### Brief
Omit the pictures, then write out every entry exactly as it reads.

### Data provided
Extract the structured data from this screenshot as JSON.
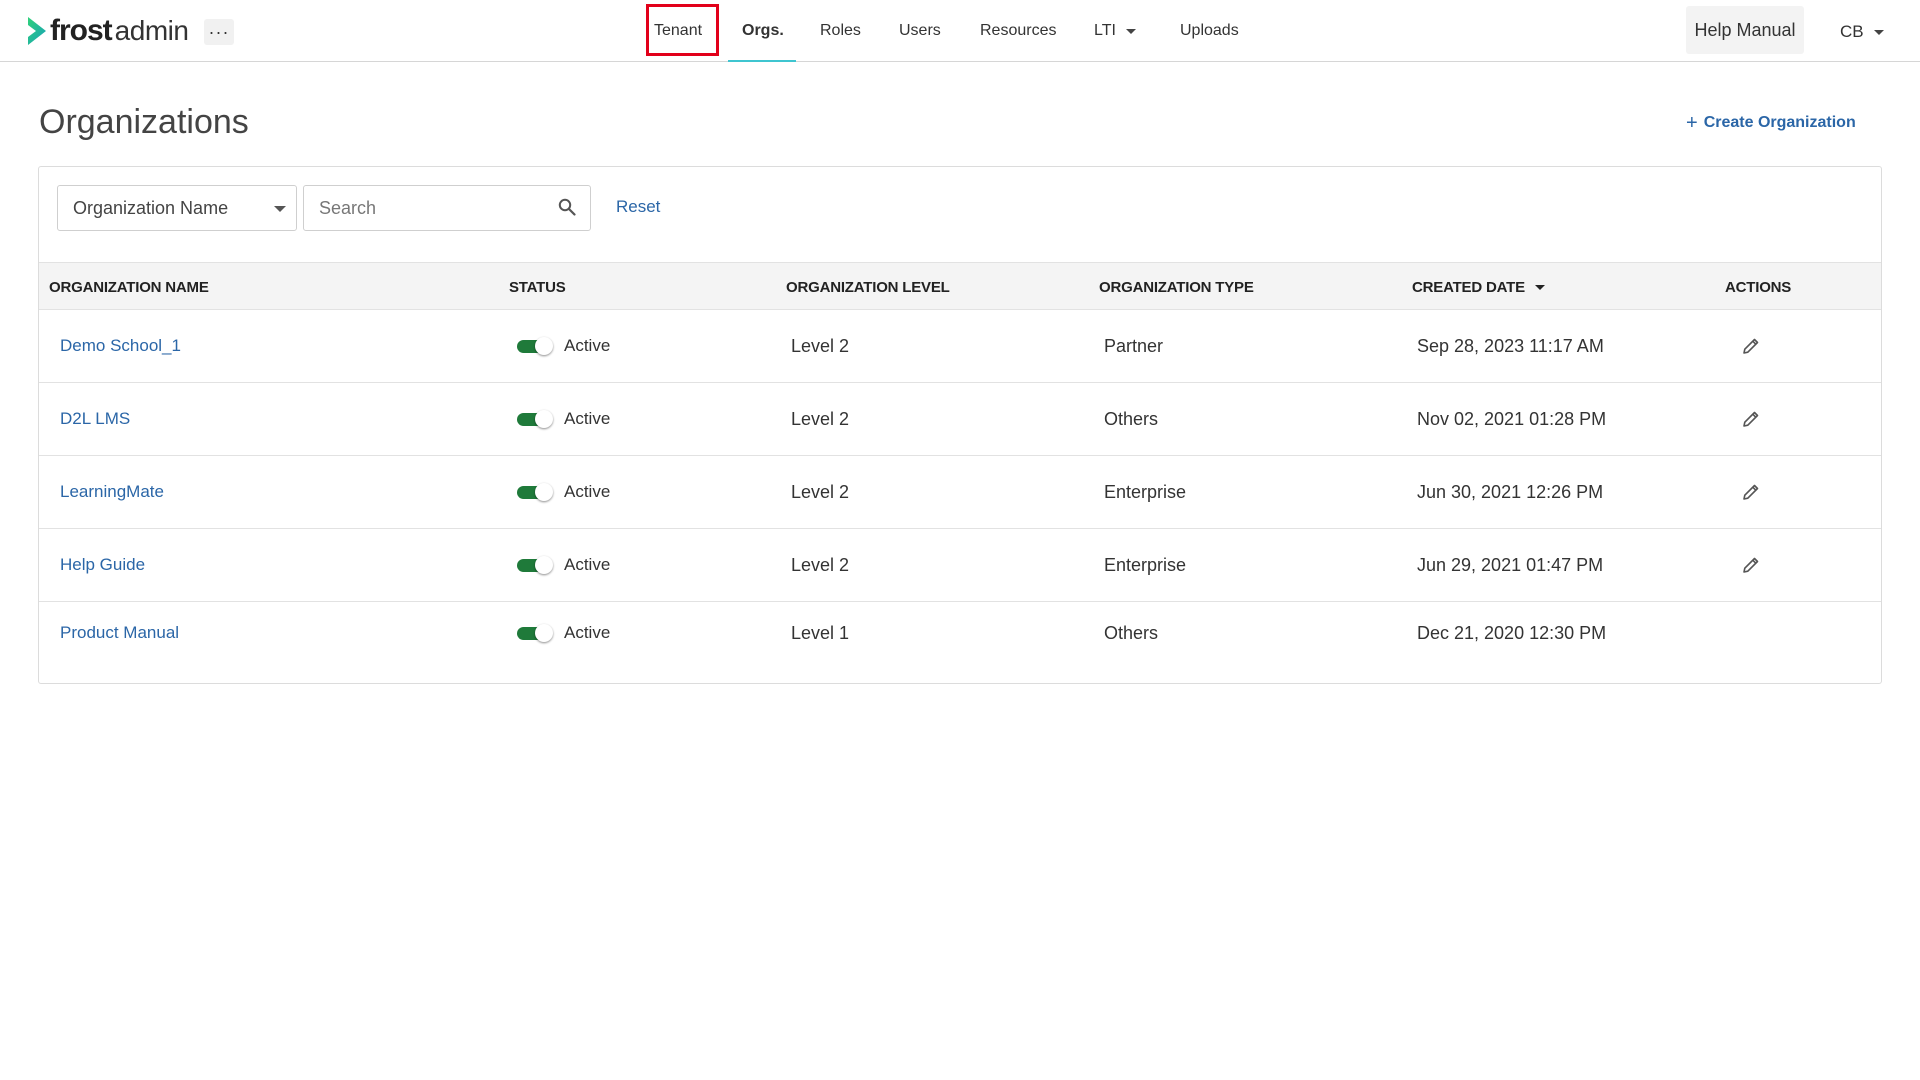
{
  "app": {
    "logo_word": "frost",
    "logo_sub": "admin",
    "more_label": "···"
  },
  "nav": {
    "items": [
      {
        "label": "Tenant"
      },
      {
        "label": "Orgs."
      },
      {
        "label": "Roles"
      },
      {
        "label": "Users"
      },
      {
        "label": "Resources"
      },
      {
        "label": "LTI"
      },
      {
        "label": "Uploads"
      }
    ],
    "active": "Orgs."
  },
  "header_right": {
    "help_label": "Help Manual",
    "user_initials": "CB"
  },
  "page": {
    "title": "Organizations",
    "create_label": "Create Organization"
  },
  "filters": {
    "field_selected": "Organization Name",
    "search_placeholder": "Search",
    "reset_label": "Reset"
  },
  "table": {
    "columns": {
      "name": "ORGANIZATION NAME",
      "status": "STATUS",
      "level": "ORGANIZATION LEVEL",
      "type": "ORGANIZATION TYPE",
      "created": "CREATED DATE",
      "actions": "ACTIONS"
    },
    "sort": {
      "column": "CREATED DATE",
      "direction": "descending"
    },
    "rows": [
      {
        "name": "Demo School_1",
        "status": "Active",
        "enabled": true,
        "level": "Level 2",
        "type": "Partner",
        "created": "Sep 28, 2023 11:17 AM",
        "editable": true
      },
      {
        "name": "D2L LMS",
        "status": "Active",
        "enabled": true,
        "level": "Level 2",
        "type": "Others",
        "created": "Nov 02, 2021 01:28 PM",
        "editable": true
      },
      {
        "name": "LearningMate",
        "status": "Active",
        "enabled": true,
        "level": "Level 2",
        "type": "Enterprise",
        "created": "Jun 30, 2021 12:26 PM",
        "editable": true
      },
      {
        "name": "Help Guide",
        "status": "Active",
        "enabled": true,
        "level": "Level 2",
        "type": "Enterprise",
        "created": "Jun 29, 2021 01:47 PM",
        "editable": true
      },
      {
        "name": "Product Manual",
        "status": "Active",
        "enabled": true,
        "level": "Level 1",
        "type": "Others",
        "created": "Dec 21, 2020 12:30 PM",
        "editable": false
      }
    ]
  },
  "colors": {
    "brand_green": "#1fb25a",
    "brand_teal": "#3fc5d0",
    "link_blue": "#2b66a7",
    "toggle_on": "#1f7a3a",
    "highlight_red": "#e2001a"
  },
  "icons": {
    "more": "ellipsis-icon",
    "search": "search-icon",
    "edit": "pencil-icon",
    "caret": "caret-down-icon",
    "plus": "plus-icon",
    "logo": "chevron-logo-icon"
  }
}
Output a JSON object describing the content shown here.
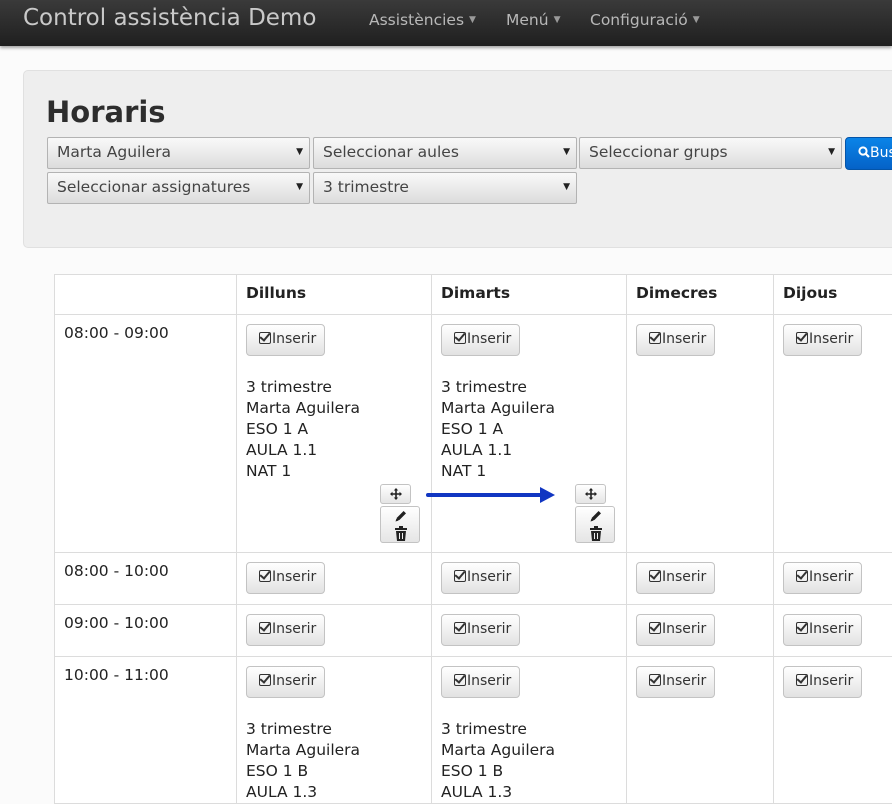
{
  "navbar": {
    "brand": "Control assistència Demo",
    "menus": [
      "Assistències",
      "Menú",
      "Configuració"
    ]
  },
  "page": {
    "title": "Horaris",
    "filters": {
      "teacher": "Marta Aguilera",
      "rooms": "Seleccionar aules",
      "groups": "Seleccionar grups",
      "subjects": "Seleccionar assignatures",
      "term": "3 trimestre"
    },
    "search_label": "Bus"
  },
  "table": {
    "days": [
      "Dilluns",
      "Dimarts",
      "Dimecres",
      "Dijous"
    ],
    "times": [
      "08:00 - 09:00",
      "08:00 - 10:00",
      "09:00 - 10:00",
      "10:00 - 11:00"
    ],
    "insert_label": "Inserir",
    "entries": {
      "r1_mon": [
        "3 trimestre",
        "Marta Aguilera",
        "ESO 1 A",
        "AULA 1.1",
        "NAT 1"
      ],
      "r1_tue": [
        "3 trimestre",
        "Marta Aguilera",
        "ESO 1 A",
        "AULA 1.1",
        "NAT 1"
      ],
      "r4_mon": [
        "3 trimestre",
        "Marta Aguilera",
        "ESO 1 B",
        "AULA 1.3"
      ],
      "r4_tue": [
        "3 trimestre",
        "Marta Aguilera",
        "ESO 1 B",
        "AULA 1.3"
      ]
    }
  },
  "icons": {
    "move": "move-icon",
    "edit": "pencil-icon",
    "delete": "trash-icon",
    "insert": "check-square-icon",
    "search": "search-icon"
  },
  "colors": {
    "primary": "#0562c7",
    "arrow": "#1136c2"
  }
}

### Result for this task
Extract the structured data from this screenshot as JSON.
{
  "app": {
    "logo_word": "frost",
    "logo_sub": "admin",
    "more_label": "···"
  },
  "nav": {
    "items": [
      {
        "label": "Tenant"
      },
      {
        "label": "Orgs."
      },
      {
        "label": "Roles"
      },
      {
        "label": "Users"
      },
      {
        "label": "Resources"
      },
      {
        "label": "LTI"
      },
      {
        "label": "Uploads"
      }
    ],
    "active": "Orgs."
  },
  "header_right": {
    "help_label": "Help Manual",
    "user_initials": "CB"
  },
  "page": {
    "title": "Organizations",
    "create_label": "Create Organization"
  },
  "filters": {
    "field_selected": "Organization Name",
    "search_placeholder": "Search",
    "reset_label": "Reset"
  },
  "table": {
    "columns": {
      "name": "ORGANIZATION NAME",
      "status": "STATUS",
      "level": "ORGANIZATION LEVEL",
      "type": "ORGANIZATION TYPE",
      "created": "CREATED DATE",
      "actions": "ACTIONS"
    },
    "sort": {
      "column": "CREATED DATE",
      "direction": "descending"
    },
    "rows": [
      {
        "name": "Demo School_1",
        "status": "Active",
        "enabled": true,
        "level": "Level 2",
        "type": "Partner",
        "created": "Sep 28, 2023 11:17 AM",
        "editable": true
      },
      {
        "name": "D2L LMS",
        "status": "Active",
        "enabled": true,
        "level": "Level 2",
        "type": "Others",
        "created": "Nov 02, 2021 01:28 PM",
        "editable": true
      },
      {
        "name": "LearningMate",
        "status": "Active",
        "enabled": true,
        "level": "Level 2",
        "type": "Enterprise",
        "created": "Jun 30, 2021 12:26 PM",
        "editable": true
      },
      {
        "name": "Help Guide",
        "status": "Active",
        "enabled": true,
        "level": "Level 2",
        "type": "Enterprise",
        "created": "Jun 29, 2021 01:47 PM",
        "editable": true
      },
      {
        "name": "Product Manual",
        "status": "Active",
        "enabled": true,
        "level": "Level 1",
        "type": "Others",
        "created": "Dec 21, 2020 12:30 PM",
        "editable": false
      }
    ]
  },
  "colors": {
    "brand_green": "#1fb25a",
    "brand_teal": "#3fc5d0",
    "link_blue": "#2b66a7",
    "toggle_on": "#1f7a3a",
    "highlight_red": "#e2001a"
  },
  "icons": {
    "more": "ellipsis-icon",
    "search": "search-icon",
    "edit": "pencil-icon",
    "caret": "caret-down-icon",
    "plus": "plus-icon",
    "logo": "chevron-logo-icon"
  }
}
Output a JSON object describing the content shown here.
{
  "navbar": {
    "brand": "Control assistència Demo",
    "menus": [
      "Assistències",
      "Menú",
      "Configuració"
    ]
  },
  "page": {
    "title": "Horaris",
    "filters": {
      "teacher": "Marta Aguilera",
      "rooms": "Seleccionar aules",
      "groups": "Seleccionar grups",
      "subjects": "Seleccionar assignatures",
      "term": "3 trimestre"
    },
    "search_label": "Bus"
  },
  "table": {
    "days": [
      "Dilluns",
      "Dimarts",
      "Dimecres",
      "Dijous"
    ],
    "times": [
      "08:00 - 09:00",
      "08:00 - 10:00",
      "09:00 - 10:00",
      "10:00 - 11:00"
    ],
    "insert_label": "Inserir",
    "entries": {
      "r1_mon": [
        "3 trimestre",
        "Marta Aguilera",
        "ESO 1 A",
        "AULA 1.1",
        "NAT 1"
      ],
      "r1_tue": [
        "3 trimestre",
        "Marta Aguilera",
        "ESO 1 A",
        "AULA 1.1",
        "NAT 1"
      ],
      "r4_mon": [
        "3 trimestre",
        "Marta Aguilera",
        "ESO 1 B",
        "AULA 1.3"
      ],
      "r4_tue": [
        "3 trimestre",
        "Marta Aguilera",
        "ESO 1 B",
        "AULA 1.3"
      ]
    }
  },
  "icons": {
    "move": "move-icon",
    "edit": "pencil-icon",
    "delete": "trash-icon",
    "insert": "check-square-icon",
    "search": "search-icon"
  },
  "colors": {
    "primary": "#0562c7",
    "arrow": "#1136c2"
  }
}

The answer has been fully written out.